(Collected data entries)
◇ ◇ ◇ ◇ ◇

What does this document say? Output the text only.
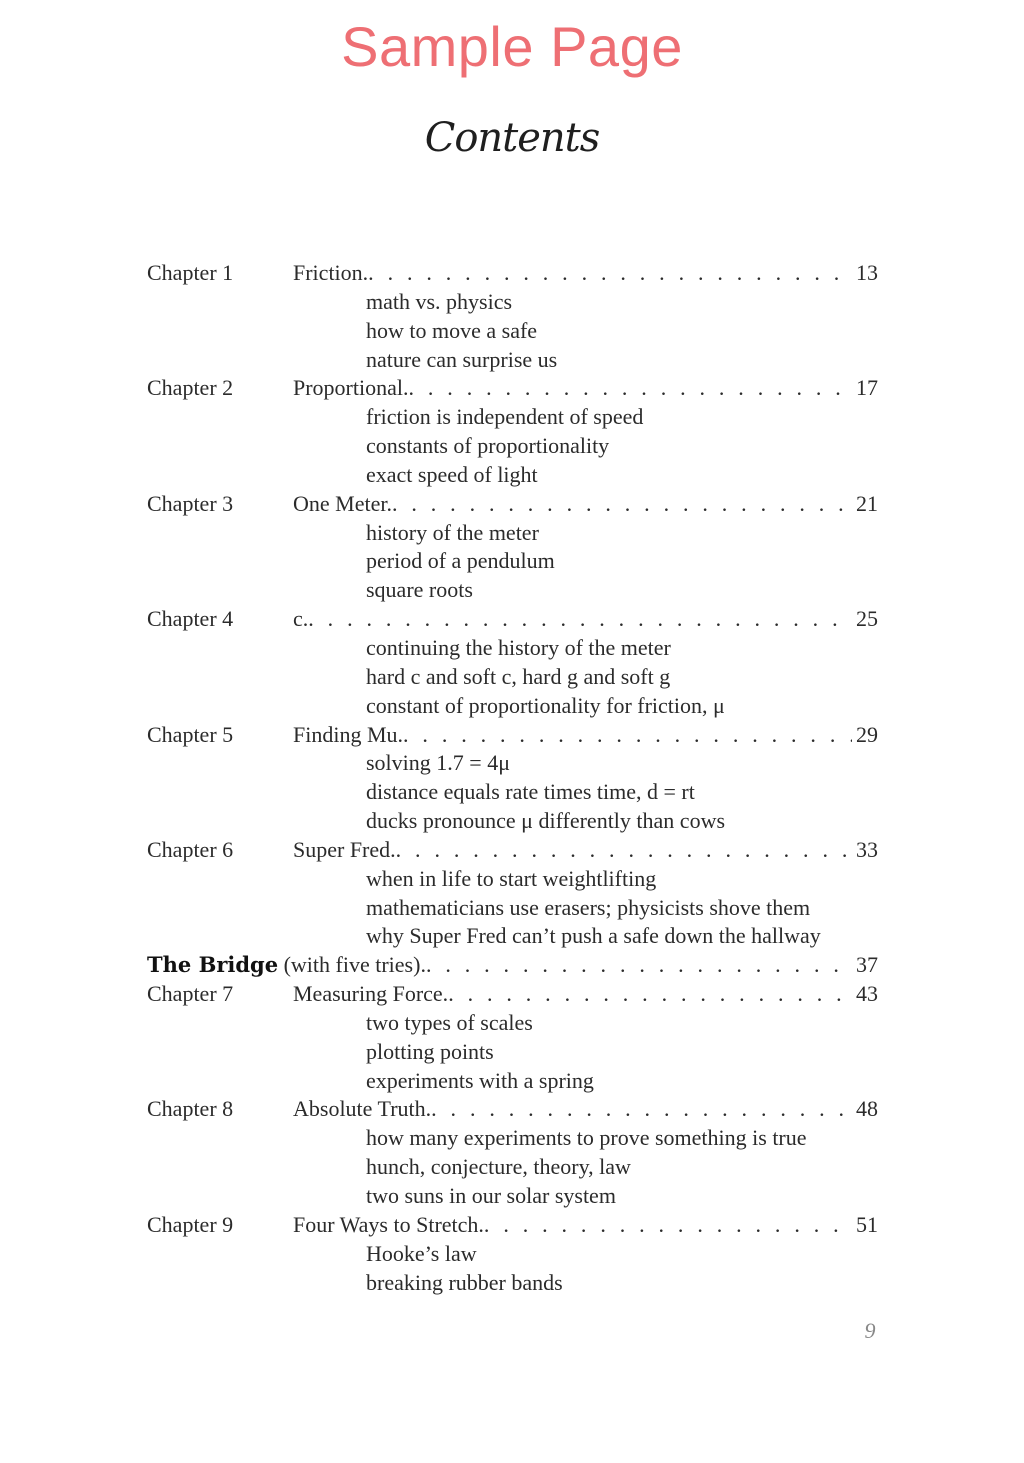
Sample Page
Contents
Chapter 1	Friction. . . .	13
math vs. physics
how to move a safe
nature can surprise us
Chapter 2	Proportional. . . .	17
friction is independent of speed
constants of proportionality
exact speed of light
Chapter 3	One Meter. . . .	21
history of the meter
period of a pendulum
square roots
Chapter 4	c. . . .	25
continuing the history of the meter
hard c and soft c, hard g and soft g
constant of proportionality for friction, μ
Chapter 5	Finding Mu. . . .	29
solving 1.7 = 4μ
distance equals rate times time, d = rt
ducks pronounce μ differently than cows
Chapter 6	Super Fred. . . .	33
when in life to start weightlifting
mathematicians use erasers; physicists shove them
why Super Fred can’t push a safe down the hallway
The Bridge (with five tries). . . .	37
Chapter 7	Measuring Force. . . .	43
two types of scales
plotting points
experiments with a spring
Chapter 8	Absolute Truth. . . .	48
how many experiments to prove something is true
hunch, conjecture, theory, law
two suns in our solar system
Chapter 9	Four Ways to Stretch. . . .	51
Hooke’s law
breaking rubber bands
9
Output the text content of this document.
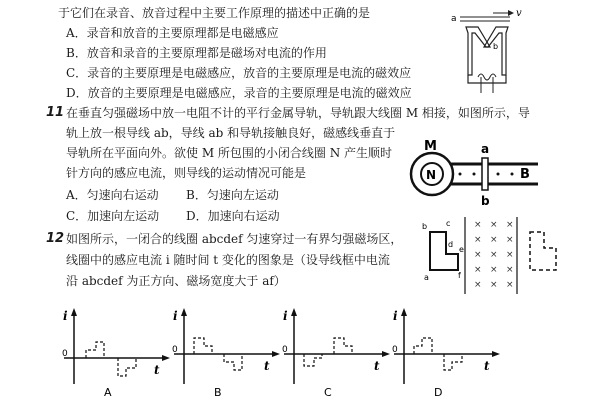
于它们在录音、放音过程中主要工作原理的描述中正确的是
A．录音和放音的主要原理都是电磁感应
B．放音和录音的主要原理都是磁场对电流的作用
C．录音的主要原理是电磁感应，放音的主要原理是电流的磁效应
D．放音的主要原理是电磁感应，录音的主要原理是电流的磁效应
a	v
b
11 在垂直匀强磁场中放一电阻不计的平行金属导轨，导轨跟大线圈 M 相接，如图所示，导
轨上放一根导线 ab，导线 ab 和导轨接触良好，磁感线垂直于
导轨所在平面向外。欲使 M 所包围的小闭合线圈 N 产生顺时
针方向的感应电流，则导线的运动情况可能是
A．匀速向右运动 B．匀速向左运动
C．加速向左运动 D．加速向右运动
M
N
a
b
B
12 如图所示，一闭合的线圈 abcdef 匀速穿过一有界匀强磁场区，
线圈中的感应电流 i 随时间 t 变化的图象是（设导线框中电流
沿 abcdef 为正方向、磁场宽度大于 af）
b c
d
e
a	f
× × ×
× × ×
× × ×
× × ×
× × ×
i
t
0
A
i
t
0
B
i
t
0
C
i
t
0
D
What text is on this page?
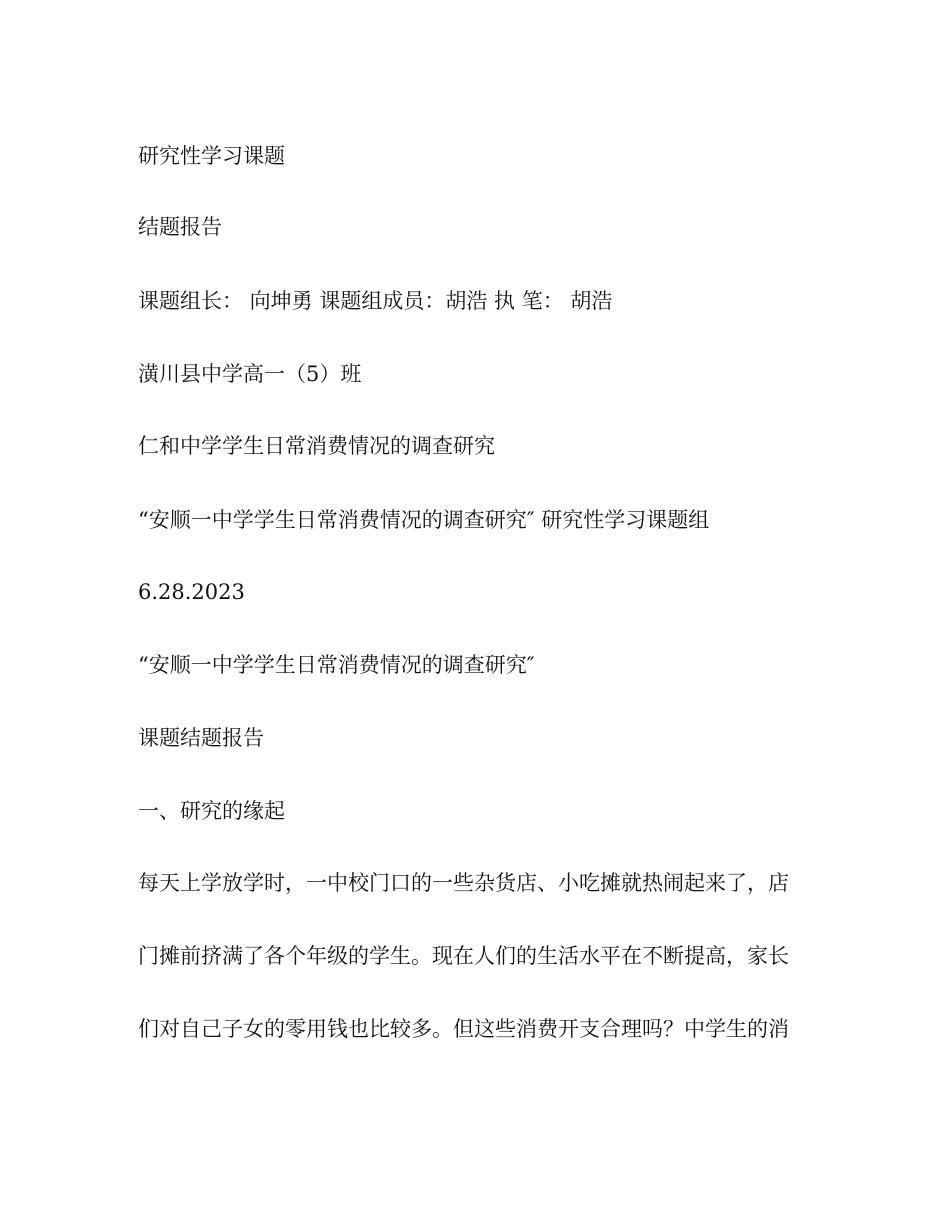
研究性学习课题
结题报告
课题组长： 向坤勇 课题组成员：胡浩 执 笔： 胡浩
潢川县中学高一（5）班
仁和中学学生日常消费情况的调查研究
“安顺一中学学生日常消费情况的调查研究″ 研究性学习课题组
6.28.2023
“安顺一中学学生日常消费情况的调查研究″
课题结题报告
一、研究的缘起

每天上学放学时，一中校门口的一些杂货店、小吃摊就热闹起来了，店

门摊前挤满了各个年级的学生。现在人们的生活水平在不断提高，家长

们对自己子女的零用钱也比较多。但这些消费开支合理吗？中学生的消
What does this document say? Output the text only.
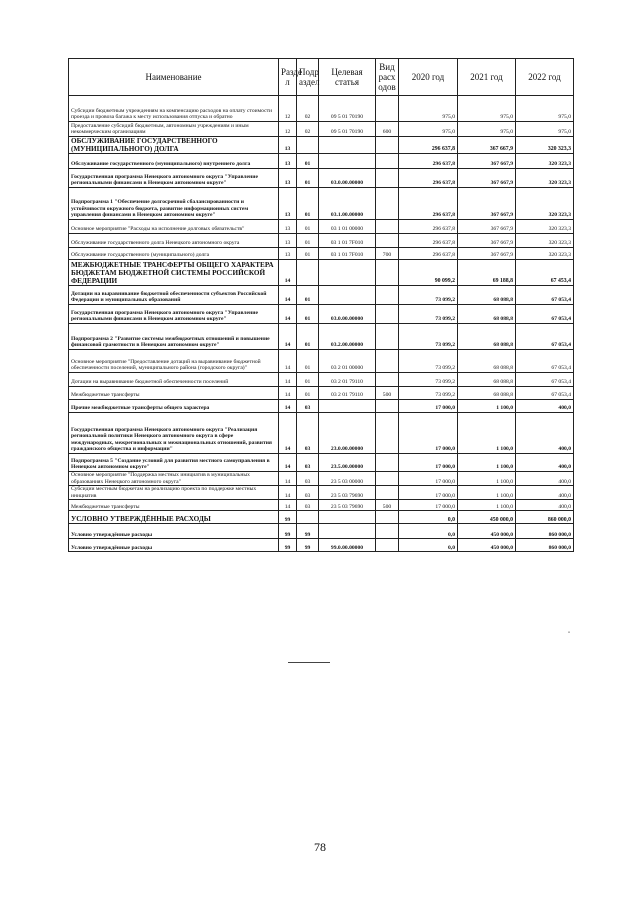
Наименование	Разде л	Подр аздел	Целевая статья	Вид расх одов	2020 год	2021 год	2022 год
Субсидии бюджетным учреждениям на компенсацию расходов на оплату стоимости проезда и провоза багажа к месту использования отпуска и обратно	12	02	09 5 01 70190		975,0	975,0	975,0
Предоставление субсидий бюджетным, автономным учреждениям и иным некоммерческим организациям	12	02	09 5 01 70190	600	975,0	975,0	975,0
ОБСЛУЖИВАНИЕ ГОСУДАРСТВЕННОГО (МУНИЦИПАЛЬНОГО) ДОЛГА	13				296 637,8	367 667,9	320 323,3
Обслуживание государственного (муниципального) внутреннего долга	13	01			296 637,8	367 667,9	320 323,3
Государственная программа Ненецкого автономного округа "Управление региональными финансами в Ненецком автономном округе"	13	01	03.0.00.00000		296 637,8	367 667,9	320 323,3
Подпрограмма 1 "Обеспечение долгосрочной сбалансированности и устойчивости окружного бюджета, развитие информационных систем управления финансами в Ненецком автономном округе"	13	01	03.1.00.00000		296 637,8	367 667,9	320 323,3
Основное мероприятие "Расходы на исполнение долговых обязательств"	13	01	03 1 01 00000		296 637,8	367 667,9	320 323,3
Обслуживание государственного долга Ненецкого автономного округа	13	01	03 1 01 7F010		296 637,8	367 667,9	320 323,3
Обслуживание государственного (муниципального) долга	13	01	03 1 01 7F010	700	296 637,8	367 667,9	320 323,3
МЕЖБЮДЖЕТНЫЕ ТРАНСФЕРТЫ ОБЩЕГО ХАРАКТЕРА БЮДЖЕТАМ БЮДЖЕТНОЙ СИСТЕМЫ РОССИЙСКОЙ ФЕДЕРАЦИИ	14				90 099,2	69 188,8	67 453,4
Дотации на выравнивание бюджетной обеспеченности субъектов Российской Федерации и муниципальных образований	14	01			73 099,2	68 088,8	67 053,4
Государственная программа Ненецкого автономного округа "Управление региональными финансами в Ненецком автономном округе"	14	01	03.0.00.00000		73 099,2	68 088,8	67 053,4
Подпрограмма 2 "Развитие системы межбюджетных отношений и повышение финансовой грамотности в Ненецком автономном округе"	14	01	03.2.00.00000		73 099,2	68 088,8	67 053,4
Основное мероприятие "Предоставление дотаций на выравнивание бюджетной обеспеченности поселений, муниципального района (городского округа)"	14	01	03 2 01 00000		73 099,2	68 088,8	67 053,4
Дотации на выравнивание бюджетной обеспеченности поселений	14	01	03 2 01 79110		73 099,2	68 088,8	67 053,4
Межбюджетные трансферты	14	01	03 2 01 79110	500	73 099,2	68 088,8	67 053,4
Прочие межбюджетные трансферты общего характера	14	03			17 000,0	1 100,0	400,0
Государственная программа Ненецкого автономного округа "Реализация региональной политики Ненецкого автономного округа в сфере международных, межрегиональных и межнациональных отношений, развития гражданского общества и информации"	14	03	23.0.00.00000		17 000,0	1 100,0	400,0
Подпрограмма 5 "Создание условий для развития местного самоуправления в Ненецком автономном округе"	14	03	23.5.00.00000		17 000,0	1 100,0	400,0
Основное мероприятие "Поддержка местных инициатив в муниципальных образованиях Ненецкого автономного округа"	14	03	23 5 03 00000		17 000,0	1 100,0	400,0
Субсидии местным бюджетам на реализацию проекта по поддержке местных инициатив	14	03	23 5 03 79690		17 000,0	1 100,0	400,0
Межбюджетные трансферты	14	03	23 5 03 79690	500	17 000,0	1 100,0	400,0
УСЛОВНО УТВЕРЖДЁННЫЕ РАСХОДЫ	99				0,0	450 000,0	860 000,0
Условно утверждённые расходы	99	99			0,0	450 000,0	860 000,0
Условно утверждённые расходы	99	99	99.0.00.00000		0,0	450 000,0	860 000,0
»
78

◇ ◇ ◇ ◇ ◇

» **Required task**
Leave the images out and output the remaining material exactly as it stands.

» **Task answer**
What does this document say? Output the text only.
Sample Page
Contents
Chapter 1	Friction. . . .	13
math vs. physics
how to move a safe
nature can surprise us
Chapter 2	Proportional. . . .	17
friction is independent of speed
constants of proportionality
exact speed of light
Chapter 3	One Meter. . . .	21
history of the meter
period of a pendulum
square roots
Chapter 4	c. . . .	25
continuing the history of the meter
hard c and soft c, hard g and soft g
constant of proportionality for friction, μ
Chapter 5	Finding Mu. . . .	29
solving 1.7 = 4μ
distance equals rate times time, d = rt
ducks pronounce μ differently than cows
Chapter 6	Super Fred. . . .	33
when in life to start weightlifting
mathematicians use erasers; physicists shove them
why Super Fred can’t push a safe down the hallway
The Bridge (with five tries). . . .	37
Chapter 7	Measuring Force. . . .	43
two types of scales
plotting points
experiments with a spring
Chapter 8	Absolute Truth. . . .	48
how many experiments to prove something is true
hunch, conjecture, theory, law
two suns in our solar system
Chapter 9	Four Ways to Stretch. . . .	51
Hooke’s law
breaking rubber bands
9
Output the text content of this document.
于它们在录音、放音过程中主要工作原理的描述中正确的是
A．录音和放音的主要原理都是电磁感应
B．放音和录音的主要原理都是磁场对电流的作用
C．录音的主要原理是电磁感应，放音的主要原理是电流的磁效应
D．放音的主要原理是电磁感应，录音的主要原理是电流的磁效应
a	v
b
11 在垂直匀强磁场中放一电阻不计的平行金属导轨，导轨跟大线圈 M 相接，如图所示，导
轨上放一根导线 ab，导线 ab 和导轨接触良好，磁感线垂直于
导轨所在平面向外。欲使 M 所包围的小闭合线圈 N 产生顺时
针方向的感应电流，则导线的运动情况可能是
A．匀速向右运动 B．匀速向左运动
C．加速向左运动 D．加速向右运动
M
N
a
b
B
12 如图所示，一闭合的线圈 abcdef 匀速穿过一有界匀强磁场区，
线圈中的感应电流 i 随时间 t 变化的图象是（设导线框中电流
沿 abcdef 为正方向、磁场宽度大于 af）
b c
d
e
a	f
× × ×
× × ×
× × ×
× × ×
× × ×
i
t
0
A
i
t
0
B
i
t
0
C
i
t
0
D
What text is on this page?
研究性学习课题
结题报告
课题组长： 向坤勇 课题组成员：胡浩 执 笔： 胡浩
潢川县中学高一（5）班
仁和中学学生日常消费情况的调查研究
“安顺一中学学生日常消费情况的调查研究″ 研究性学习课题组
6.28.2023
“安顺一中学学生日常消费情况的调查研究″
课题结题报告
一、研究的缘起

每天上学放学时，一中校门口的一些杂货店、小吃摊就热闹起来了，店

门摊前挤满了各个年级的学生。现在人们的生活水平在不断提高，家长

们对自己子女的零用钱也比较多。但这些消费开支合理吗？中学生的消
What does this document say? Output the text only.
Наименование	Разде л	Подр аздел	Целевая статья	Вид расх одов	2020 год	2021 год	2022 год
Субсидии бюджетным учреждениям на компенсацию расходов на оплату стоимости проезда и провоза багажа к месту использования отпуска и обратно	12	02	09 5 01 70190		975,0	975,0	975,0
Предоставление субсидий бюджетным, автономным учреждениям и иным некоммерческим организациям	12	02	09 5 01 70190	600	975,0	975,0	975,0
ОБСЛУЖИВАНИЕ ГОСУДАРСТВЕННОГО (МУНИЦИПАЛЬНОГО) ДОЛГА	13				296 637,8	367 667,9	320 323,3
Обслуживание государственного (муниципального) внутреннего долга	13	01			296 637,8	367 667,9	320 323,3
Государственная программа Ненецкого автономного округа "Управление региональными финансами в Ненецком автономном округе"	13	01	03.0.00.00000		296 637,8	367 667,9	320 323,3
Подпрограмма 1 "Обеспечение долгосрочной сбалансированности и устойчивости окружного бюджета, развитие информационных систем управления финансами в Ненецком автономном округе"	13	01	03.1.00.00000		296 637,8	367 667,9	320 323,3
Основное мероприятие "Расходы на исполнение долговых обязательств"	13	01	03 1 01 00000		296 637,8	367 667,9	320 323,3
Обслуживание государственного долга Ненецкого автономного округа	13	01	03 1 01 7F010		296 637,8	367 667,9	320 323,3
Обслуживание государственного (муниципального) долга	13	01	03 1 01 7F010	700	296 637,8	367 667,9	320 323,3
МЕЖБЮДЖЕТНЫЕ ТРАНСФЕРТЫ ОБЩЕГО ХАРАКТЕРА БЮДЖЕТАМ БЮДЖЕТНОЙ СИСТЕМЫ РОССИЙСКОЙ ФЕДЕРАЦИИ	14				90 099,2	69 188,8	67 453,4
Дотации на выравнивание бюджетной обеспеченности субъектов Российской Федерации и муниципальных образований	14	01			73 099,2	68 088,8	67 053,4
Государственная программа Ненецкого автономного округа "Управление региональными финансами в Ненецком автономном округе"	14	01	03.0.00.00000		73 099,2	68 088,8	67 053,4
Подпрограмма 2 "Развитие системы межбюджетных отношений и повышение финансовой грамотности в Ненецком автономном округе"	14	01	03.2.00.00000		73 099,2	68 088,8	67 053,4
Основное мероприятие "Предоставление дотаций на выравнивание бюджетной обеспеченности поселений, муниципального района (городского округа)"	14	01	03 2 01 00000		73 099,2	68 088,8	67 053,4
Дотации на выравнивание бюджетной обеспеченности поселений	14	01	03 2 01 79110		73 099,2	68 088,8	67 053,4
Межбюджетные трансферты	14	01	03 2 01 79110	500	73 099,2	68 088,8	67 053,4
Прочие межбюджетные трансферты общего характера	14	03			17 000,0	1 100,0	400,0
Государственная программа Ненецкого автономного округа "Реализация региональной политики Ненецкого автономного округа в сфере международных, межрегиональных и межнациональных отношений, развития гражданского общества и информации"	14	03	23.0.00.00000		17 000,0	1 100,0	400,0
Подпрограмма 5 "Создание условий для развития местного самоуправления в Ненецком автономном округе"	14	03	23.5.00.00000		17 000,0	1 100,0	400,0
Основное мероприятие "Поддержка местных инициатив в муниципальных образованиях Ненецкого автономного округа"	14	03	23 5 03 00000		17 000,0	1 100,0	400,0
Субсидии местным бюджетам на реализацию проекта по поддержке местных инициатив	14	03	23 5 03 79690		17 000,0	1 100,0	400,0
Межбюджетные трансферты	14	03	23 5 03 79690	500	17 000,0	1 100,0	400,0
УСЛОВНО УТВЕРЖДЁННЫЕ РАСХОДЫ	99				0,0	450 000,0	860 000,0
Условно утверждённые расходы	99	99			0,0	450 000,0	860 000,0
Условно утверждённые расходы	99	99	99.0.00.00000		0,0	450 000,0	860 000,0
»
78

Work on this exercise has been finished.